What you should do: Each line of the material below that holds the word "Python을" needs to be copied.

>>>>

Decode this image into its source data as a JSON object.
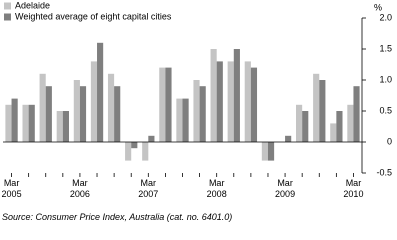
{
  "chart_data": {
    "type": "bar",
    "y_unit": "%",
    "footnote": "Source: Consumer Price Index, Australia (cat. no. 6401.0)",
    "categories": [
      "Mar\n2005",
      null,
      null,
      null,
      "Mar\n2006",
      null,
      null,
      null,
      "Mar\n2007",
      null,
      null,
      null,
      "Mar\n2008",
      null,
      null,
      null,
      "Mar\n2009",
      null,
      null,
      null,
      "Mar\n2010"
    ],
    "series": [
      {
        "name": "Adelaide",
        "color": "#c4c4c4",
        "values": [
          0.6,
          0.6,
          1.1,
          0.5,
          1.0,
          1.3,
          1.1,
          -0.3,
          -0.3,
          1.2,
          0.7,
          1.0,
          1.5,
          1.3,
          1.3,
          -0.3,
          0.0,
          0.6,
          1.1,
          0.3,
          0.6
        ]
      },
      {
        "name": "Weighted average of eight capital cities",
        "color": "#7f7f7f",
        "values": [
          0.7,
          0.6,
          0.9,
          0.5,
          0.9,
          1.6,
          0.9,
          -0.1,
          0.1,
          1.2,
          0.7,
          0.9,
          1.3,
          1.5,
          1.2,
          -0.3,
          0.1,
          0.5,
          1.0,
          0.5,
          0.9
        ]
      }
    ],
    "ylim": [
      -0.5,
      2.0
    ],
    "yticks": [
      -0.5,
      0,
      0.5,
      {
        "value": 1.0,
        "label": "1.0"
      },
      1.5,
      {
        "value": 2.0,
        "label": "2.0"
      }
    ],
    "axis_side": "right",
    "legend": "top-left"
  }
}
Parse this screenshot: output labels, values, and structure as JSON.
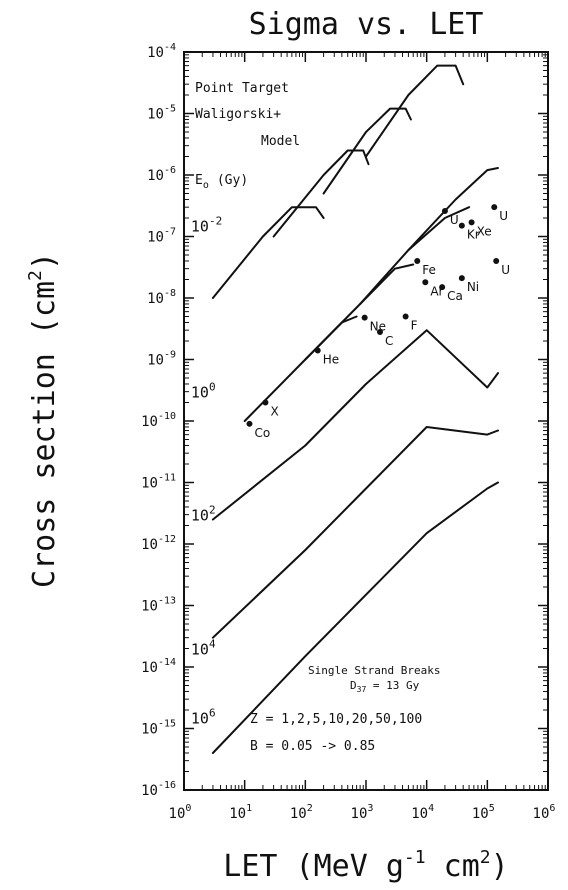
{
  "chart_data": {
    "type": "line",
    "title": "Sigma vs. LET",
    "xlabel_base": "LET (MeV g",
    "xlabel_exp": "-1",
    "xlabel_tail": " cm",
    "xlabel_exp2": "2",
    "xlabel_close": ")",
    "ylabel_base": "Cross section (cm",
    "ylabel_exp": "2",
    "ylabel_close": ")",
    "x_scale": "log",
    "y_scale": "log",
    "xlim": [
      1,
      1000000
    ],
    "ylim": [
      1e-16,
      0.0001
    ],
    "x_ticks": [
      {
        "base": "10",
        "exp": "0",
        "value": 1
      },
      {
        "base": "10",
        "exp": "1",
        "value": 10
      },
      {
        "base": "10",
        "exp": "2",
        "value": 100
      },
      {
        "base": "10",
        "exp": "3",
        "value": 1000
      },
      {
        "base": "10",
        "exp": "4",
        "value": 10000
      },
      {
        "base": "10",
        "exp": "5",
        "value": 100000
      },
      {
        "base": "10",
        "exp": "6",
        "value": 1000000
      }
    ],
    "y_ticks": [
      {
        "base": "10",
        "exp": "-4",
        "value": 0.0001
      },
      {
        "base": "10",
        "exp": "-5",
        "value": 1e-05
      },
      {
        "base": "10",
        "exp": "-6",
        "value": 1e-06
      },
      {
        "base": "10",
        "exp": "-7",
        "value": 1e-07
      },
      {
        "base": "10",
        "exp": "-8",
        "value": 1e-08
      },
      {
        "base": "10",
        "exp": "-9",
        "value": 1e-09
      },
      {
        "base": "10",
        "exp": "-10",
        "value": 1e-10
      },
      {
        "base": "10",
        "exp": "-11",
        "value": 1e-11
      },
      {
        "base": "10",
        "exp": "-12",
        "value": 1e-12
      },
      {
        "base": "10",
        "exp": "-13",
        "value": 1e-13
      },
      {
        "base": "10",
        "exp": "-14",
        "value": 1e-14
      },
      {
        "base": "10",
        "exp": "-15",
        "value": 1e-15
      },
      {
        "base": "10",
        "exp": "-16",
        "value": 1e-16
      }
    ],
    "annotations": {
      "model_line1": "Point Target",
      "model_line2": "Waligorski+",
      "model_line3": "Model",
      "e0_label": "E",
      "e0_sub": "o",
      "e0_unit": "(Gy)",
      "breaks_line1": "Single Strand Breaks",
      "breaks_d": "D",
      "breaks_d_sub": "37",
      "breaks_d_val": " = 13 Gy",
      "z_line": "Z = 1,2,5,10,20,50,100",
      "b_line": "B = 0.05 -> 0.85"
    },
    "dose_labels": [
      {
        "base": "10",
        "exp": "-2",
        "E0": 0.01
      },
      {
        "base": "10",
        "exp": "0",
        "E0": 1
      },
      {
        "base": "10",
        "exp": "2",
        "E0": 100
      },
      {
        "base": "10",
        "exp": "4",
        "E0": 10000
      },
      {
        "base": "10",
        "exp": "6",
        "E0": 1000000
      }
    ],
    "ion_points": [
      {
        "label": "X",
        "x": 22,
        "y": 2e-10
      },
      {
        "label": "Co",
        "x": 12,
        "y": 9e-11
      },
      {
        "label": "He",
        "x": 160,
        "y": 1.4e-09
      },
      {
        "label": "C",
        "x": 1700,
        "y": 2.8e-09
      },
      {
        "label": "Ne",
        "x": 950,
        "y": 4.8e-09
      },
      {
        "label": "F",
        "x": 4500,
        "y": 5e-09
      },
      {
        "label": "Fe",
        "x": 7000,
        "y": 4e-08
      },
      {
        "label": "Ar",
        "x": 9500,
        "y": 1.8e-08
      },
      {
        "label": "Ca",
        "x": 18000,
        "y": 1.5e-08
      },
      {
        "label": "Ni",
        "x": 38000,
        "y": 2.1e-08
      },
      {
        "label": "U",
        "x": 20000,
        "y": 2.6e-07
      },
      {
        "label": "Xe",
        "x": 55000,
        "y": 1.7e-07
      },
      {
        "label": "Kr",
        "x": 38000,
        "y": 1.5e-07
      },
      {
        "label": "U",
        "x": 130000,
        "y": 3e-07
      },
      {
        "label": "U",
        "x": 140000,
        "y": 4e-08
      }
    ],
    "series": [
      {
        "E0": 0.01,
        "curves": [
          {
            "x": [
              3,
              20,
              60,
              150,
              200
            ],
            "y": [
              1e-08,
              1e-07,
              3e-07,
              3e-07,
              2e-07
            ]
          },
          {
            "x": [
              30,
              200,
              500,
              900,
              1100
            ],
            "y": [
              1e-07,
              1e-06,
              2.5e-06,
              2.5e-06,
              1.5e-06
            ]
          },
          {
            "x": [
              200,
              1000,
              2500,
              4500,
              5500
            ],
            "y": [
              5e-07,
              5e-06,
              1.2e-05,
              1.2e-05,
              8e-06
            ]
          },
          {
            "x": [
              1000,
              5000,
              15000,
              30000,
              40000
            ],
            "y": [
              2e-06,
              2e-05,
              6e-05,
              6e-05,
              3e-05
            ]
          }
        ]
      },
      {
        "E0": 1,
        "curves": [
          {
            "x": [
              10,
              100,
              400,
              700
            ],
            "y": [
              1e-10,
              1e-09,
              4e-09,
              5e-09
            ]
          },
          {
            "x": [
              100,
              800,
              3000,
              6000
            ],
            "y": [
              1e-09,
              8e-09,
              3e-08,
              3.5e-08
            ]
          },
          {
            "x": [
              800,
              5000,
              20000,
              50000
            ],
            "y": [
              8e-09,
              6e-08,
              2e-07,
              3e-07
            ]
          },
          {
            "x": [
              5000,
              30000,
              100000,
              150000
            ],
            "y": [
              6e-08,
              4e-07,
              1.2e-06,
              1.3e-06
            ]
          }
        ]
      },
      {
        "E0": 100,
        "curves": [
          {
            "x": [
              3,
              100,
              1000,
              10000,
              100000,
              150000
            ],
            "y": [
              2.5e-12,
              4e-11,
              4e-10,
              3e-09,
              3.5e-10,
              6e-10
            ]
          }
        ]
      },
      {
        "E0": 10000,
        "curves": [
          {
            "x": [
              3,
              100,
              1000,
              10000,
              100000,
              150000
            ],
            "y": [
              3e-14,
              8e-13,
              8e-12,
              8e-11,
              6e-11,
              7e-11
            ]
          }
        ]
      },
      {
        "E0": 1000000,
        "curves": [
          {
            "x": [
              3,
              100,
              1000,
              10000,
              100000,
              150000
            ],
            "y": [
              4e-16,
              1.5e-14,
              1.5e-13,
              1.5e-12,
              8e-12,
              1e-11
            ]
          }
        ]
      }
    ],
    "grid": false
  }
}
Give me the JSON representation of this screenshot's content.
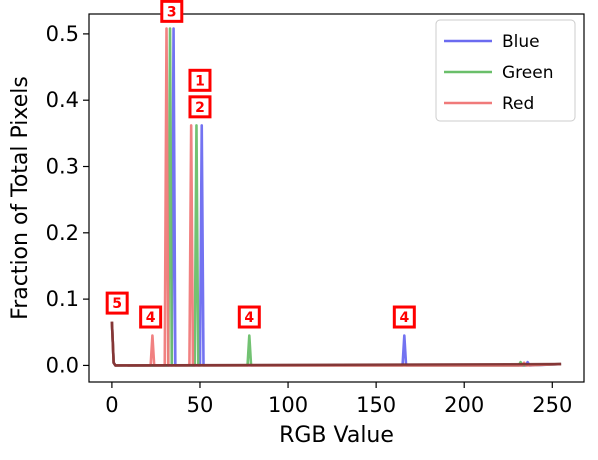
{
  "chart_data": {
    "type": "line",
    "xlabel": "RGB Value",
    "ylabel": "Fraction of Total Pixels",
    "xlim": [
      -13,
      268
    ],
    "ylim": [
      -0.025,
      0.53
    ],
    "x_ticks": [
      0,
      50,
      100,
      150,
      200,
      250
    ],
    "y_ticks": [
      0.0,
      0.1,
      0.2,
      0.3,
      0.4,
      0.5
    ],
    "x_tick_labels": [
      "0",
      "50",
      "100",
      "150",
      "200",
      "250"
    ],
    "y_tick_labels": [
      "0.0",
      "0.1",
      "0.2",
      "0.3",
      "0.4",
      "0.5"
    ],
    "legend_position": "top-right",
    "series": [
      {
        "name": "Blue",
        "color": "#6b6bf0",
        "points": [
          [
            0,
            0.066
          ],
          [
            1,
            0.004
          ],
          [
            2,
            0.0
          ],
          [
            34,
            0.0
          ],
          [
            35,
            0.508
          ],
          [
            36,
            0.0
          ],
          [
            50,
            0.0
          ],
          [
            51,
            0.362
          ],
          [
            52,
            0.0
          ],
          [
            165,
            0.0
          ],
          [
            166,
            0.045
          ],
          [
            167,
            0.0
          ],
          [
            235,
            0.0
          ],
          [
            236,
            0.005
          ],
          [
            237,
            0.0
          ],
          [
            255,
            0.002
          ]
        ]
      },
      {
        "name": "Green",
        "color": "#6abf6a",
        "points": [
          [
            0,
            0.066
          ],
          [
            1,
            0.004
          ],
          [
            2,
            0.0
          ],
          [
            32,
            0.0
          ],
          [
            33,
            0.508
          ],
          [
            34,
            0.0
          ],
          [
            47,
            0.0
          ],
          [
            48,
            0.362
          ],
          [
            49,
            0.0
          ],
          [
            77,
            0.0
          ],
          [
            78,
            0.045
          ],
          [
            79,
            0.0
          ],
          [
            231,
            0.0
          ],
          [
            232,
            0.005
          ],
          [
            233,
            0.0
          ],
          [
            255,
            0.002
          ]
        ]
      },
      {
        "name": "Red",
        "color": "#f07a7a",
        "points": [
          [
            0,
            0.066
          ],
          [
            1,
            0.004
          ],
          [
            2,
            0.0
          ],
          [
            22,
            0.0
          ],
          [
            23,
            0.045
          ],
          [
            24,
            0.0
          ],
          [
            30,
            0.0
          ],
          [
            31,
            0.508
          ],
          [
            32,
            0.0
          ],
          [
            44,
            0.0
          ],
          [
            45,
            0.362
          ],
          [
            46,
            0.0
          ],
          [
            233,
            0.0
          ],
          [
            234,
            0.004
          ],
          [
            235,
            0.0
          ],
          [
            255,
            0.002
          ]
        ]
      }
    ],
    "annotations": [
      {
        "label": "3",
        "x": 34,
        "y": 0.534
      },
      {
        "label": "1",
        "x": 50,
        "y": 0.43
      },
      {
        "label": "2",
        "x": 50,
        "y": 0.39
      },
      {
        "label": "5",
        "x": 3,
        "y": 0.094
      },
      {
        "label": "4",
        "x": 22,
        "y": 0.073
      },
      {
        "label": "4",
        "x": 78,
        "y": 0.073
      },
      {
        "label": "4",
        "x": 166,
        "y": 0.073
      }
    ]
  }
}
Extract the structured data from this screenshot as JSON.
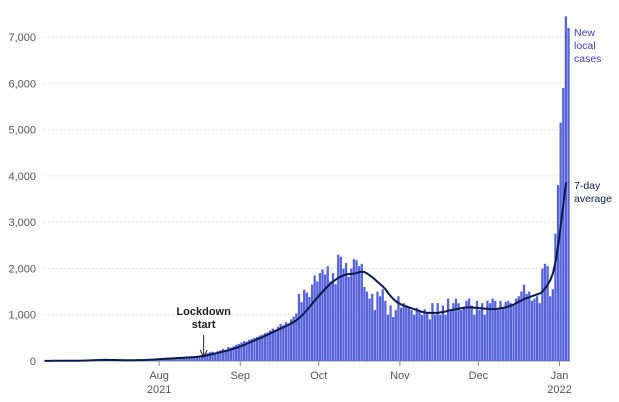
{
  "chart_data": {
    "type": "bar",
    "title": "",
    "xlabel": "",
    "ylabel": "",
    "ylim": [
      0,
      7500
    ],
    "y_ticks": [
      "0",
      "1,000",
      "2,000",
      "3,000",
      "4,000",
      "5,000",
      "6,000",
      "7,000"
    ],
    "x_ticks": [
      {
        "date": "2021-08-01",
        "label": "Aug",
        "sublabel": "2021"
      },
      {
        "date": "2021-09-01",
        "label": "Sep",
        "sublabel": ""
      },
      {
        "date": "2021-10-01",
        "label": "Oct",
        "sublabel": ""
      },
      {
        "date": "2021-11-01",
        "label": "Nov",
        "sublabel": ""
      },
      {
        "date": "2021-12-01",
        "label": "Dec",
        "sublabel": ""
      },
      {
        "date": "2022-01-01",
        "label": "Jan",
        "sublabel": "2022"
      }
    ],
    "x_start": "2021-06-18",
    "grid": true,
    "colors": {
      "bars": "#5562d9",
      "line": "#0b1a4d",
      "grid": "#dddddd"
    },
    "series": [
      {
        "name": "New local cases",
        "label_lines": [
          "New",
          "local",
          "cases"
        ],
        "type": "bar",
        "values": [
          3,
          3,
          3,
          4,
          4,
          4,
          4,
          5,
          5,
          5,
          5,
          6,
          6,
          6,
          6,
          6,
          10,
          18,
          25,
          30,
          30,
          28,
          26,
          25,
          24,
          20,
          20,
          20,
          18,
          16,
          12,
          15,
          16,
          15,
          18,
          20,
          22,
          25,
          28,
          30,
          30,
          40,
          50,
          45,
          50,
          55,
          58,
          60,
          60,
          65,
          70,
          70,
          80,
          80,
          85,
          85,
          90,
          100,
          110,
          120,
          130,
          150,
          170,
          190,
          200,
          170,
          210,
          230,
          260,
          240,
          300,
          290,
          320,
          350,
          370,
          400,
          430,
          420,
          460,
          480,
          500,
          520,
          550,
          570,
          600,
          620,
          660,
          700,
          680,
          740,
          800,
          770,
          840,
          810,
          900,
          960,
          1030,
          1450,
          1270,
          1540,
          1480,
          1380,
          1650,
          1850,
          1720,
          1900,
          1980,
          1870,
          2050,
          1720,
          1900,
          1660,
          2300,
          2250,
          2000,
          2120,
          1820,
          2000,
          2200,
          2180,
          2050,
          2100,
          1600,
          1500,
          1350,
          1450,
          1100,
          1500,
          1400,
          1550,
          1300,
          1000,
          1200,
          950,
          1100,
          1400,
          1150,
          1250,
          1200,
          1150,
          1100,
          1000,
          1150,
          1100,
          1000,
          1120,
          1050,
          900,
          1250,
          1000,
          1250,
          1000,
          1200,
          1000,
          1350,
          1100,
          1250,
          1350,
          1250,
          1100,
          1150,
          1300,
          1350,
          1200,
          1000,
          1300,
          1100,
          1250,
          1000,
          1300,
          1250,
          1350,
          1300,
          1100,
          1300,
          1150,
          1280,
          1300,
          1250,
          1200,
          1350,
          1400,
          1500,
          1650,
          1450,
          1500,
          1300,
          1350,
          1400,
          1250,
          2000,
          2100,
          2050,
          1400,
          1550,
          2750,
          3800,
          5150,
          5900,
          7450,
          7200
        ],
        "scale": [
          0,
          7500
        ]
      },
      {
        "name": "7-day average",
        "label_lines": [
          "7-day",
          "average"
        ],
        "type": "line",
        "values": [
          3,
          3,
          3,
          4,
          4,
          4,
          4,
          5,
          5,
          5,
          5,
          6,
          6,
          6,
          7,
          8,
          10,
          13,
          17,
          20,
          23,
          24,
          25,
          25,
          24,
          23,
          22,
          21,
          20,
          19,
          17,
          16,
          16,
          16,
          17,
          18,
          19,
          20,
          22,
          24,
          26,
          29,
          33,
          37,
          41,
          45,
          49,
          52,
          55,
          58,
          61,
          64,
          68,
          71,
          75,
          78,
          81,
          85,
          90,
          96,
          104,
          114,
          125,
          138,
          151,
          163,
          177,
          189,
          204,
          218,
          233,
          250,
          267,
          285,
          305,
          327,
          350,
          373,
          396,
          421,
          445,
          468,
          492,
          517,
          543,
          570,
          597,
          625,
          650,
          677,
          704,
          730,
          757,
          784,
          814,
          845,
          880,
          930,
          980,
          1040,
          1105,
          1170,
          1240,
          1310,
          1370,
          1440,
          1500,
          1560,
          1620,
          1670,
          1720,
          1760,
          1800,
          1830,
          1850,
          1870,
          1880,
          1880,
          1890,
          1900,
          1920,
          1930,
          1920,
          1890,
          1850,
          1810,
          1760,
          1710,
          1660,
          1610,
          1550,
          1470,
          1400,
          1340,
          1290,
          1250,
          1220,
          1200,
          1180,
          1160,
          1140,
          1120,
          1100,
          1080,
          1060,
          1050,
          1040,
          1040,
          1040,
          1040,
          1040,
          1050,
          1060,
          1070,
          1090,
          1100,
          1110,
          1120,
          1130,
          1140,
          1150,
          1160,
          1160,
          1160,
          1150,
          1150,
          1140,
          1140,
          1130,
          1130,
          1120,
          1120,
          1120,
          1130,
          1140,
          1150,
          1160,
          1180,
          1200,
          1220,
          1250,
          1280,
          1310,
          1340,
          1360,
          1380,
          1400,
          1420,
          1440,
          1460,
          1500,
          1570,
          1650,
          1750,
          1900,
          2150,
          2500,
          2950,
          3400,
          3850
        ],
        "scale": [
          0,
          7500
        ]
      }
    ],
    "annotations": [
      {
        "lines": [
          "Lockdown",
          "start"
        ],
        "date": "2021-08-18"
      }
    ]
  }
}
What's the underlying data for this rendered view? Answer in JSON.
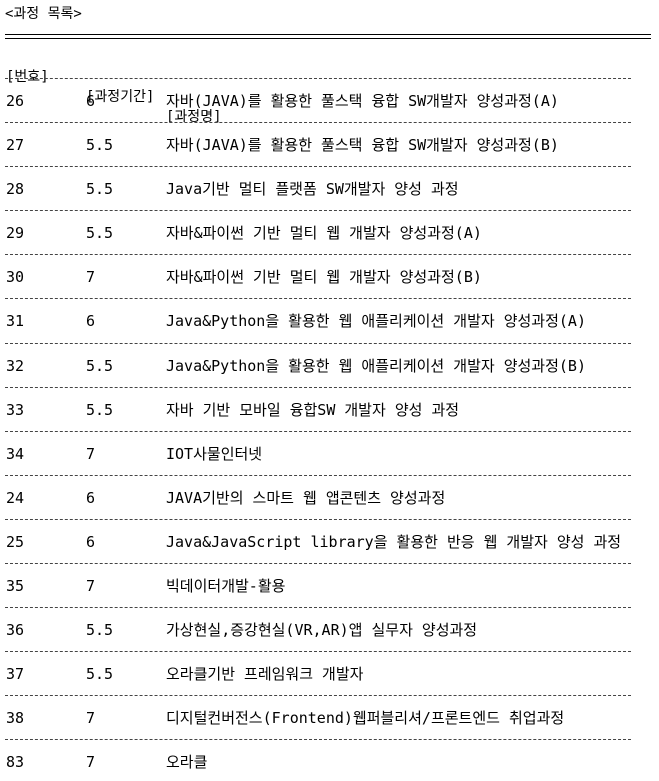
{
  "page": {
    "title": "<과정 목록>"
  },
  "header": {
    "no_label": "[번호]",
    "period_label": "[과정기간]",
    "name_label": "[과정명]"
  },
  "rows": [
    {
      "no": "26",
      "period": "6",
      "name": "자바(JAVA)를 활용한 풀스택 융합 SW개발자 양성과정(A)"
    },
    {
      "no": "27",
      "period": "5.5",
      "name": "자바(JAVA)를 활용한 풀스택 융합 SW개발자 양성과정(B)"
    },
    {
      "no": "28",
      "period": "5.5",
      "name": "Java기반 멀티 플랫폼 SW개발자 양성 과정"
    },
    {
      "no": "29",
      "period": "5.5",
      "name": "자바&파이썬 기반 멀티 웹 개발자 양성과정(A)"
    },
    {
      "no": "30",
      "period": "7",
      "name": "자바&파이썬 기반 멀티 웹 개발자 양성과정(B)"
    },
    {
      "no": "31",
      "period": "6",
      "name": "Java&Python을 활용한 웹 애플리케이션 개발자 양성과정(A)"
    },
    {
      "no": "32",
      "period": "5.5",
      "name": "Java&Python을 활용한 웹 애플리케이션 개발자 양성과정(B)"
    },
    {
      "no": "33",
      "period": "5.5",
      "name": "자바 기반 모바일 융합SW 개발자 양성 과정"
    },
    {
      "no": "34",
      "period": "7",
      "name": "IOT사물인터넷"
    },
    {
      "no": "24",
      "period": "6",
      "name": "JAVA기반의 스마트 웹 앱콘텐츠 양성과정"
    },
    {
      "no": "25",
      "period": "6",
      "name": "Java&JavaScript library을 활용한 반응 웹 개발자 양성 과정"
    },
    {
      "no": "35",
      "period": "7",
      "name": "빅데이터개발-활용"
    },
    {
      "no": "36",
      "period": "5.5",
      "name": "가상현실,증강현실(VR,AR)앱 실무자 양성과정"
    },
    {
      "no": "37",
      "period": "5.5",
      "name": "오라클기반 프레임워크 개발자"
    },
    {
      "no": "38",
      "period": "7",
      "name": "디지털컨버전스(Frontend)웹퍼블리셔/프론트엔드 취업과정"
    },
    {
      "no": "83",
      "period": "7",
      "name": "오라클"
    }
  ]
}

<<<<

Exercise output:
      "name": "Java&Python을 활용한 웹 애플리케이션 개발자 양성과정(A)"
      "name": "Java&Python을 활용한 웹 애플리케이션 개발자 양성과정(B)"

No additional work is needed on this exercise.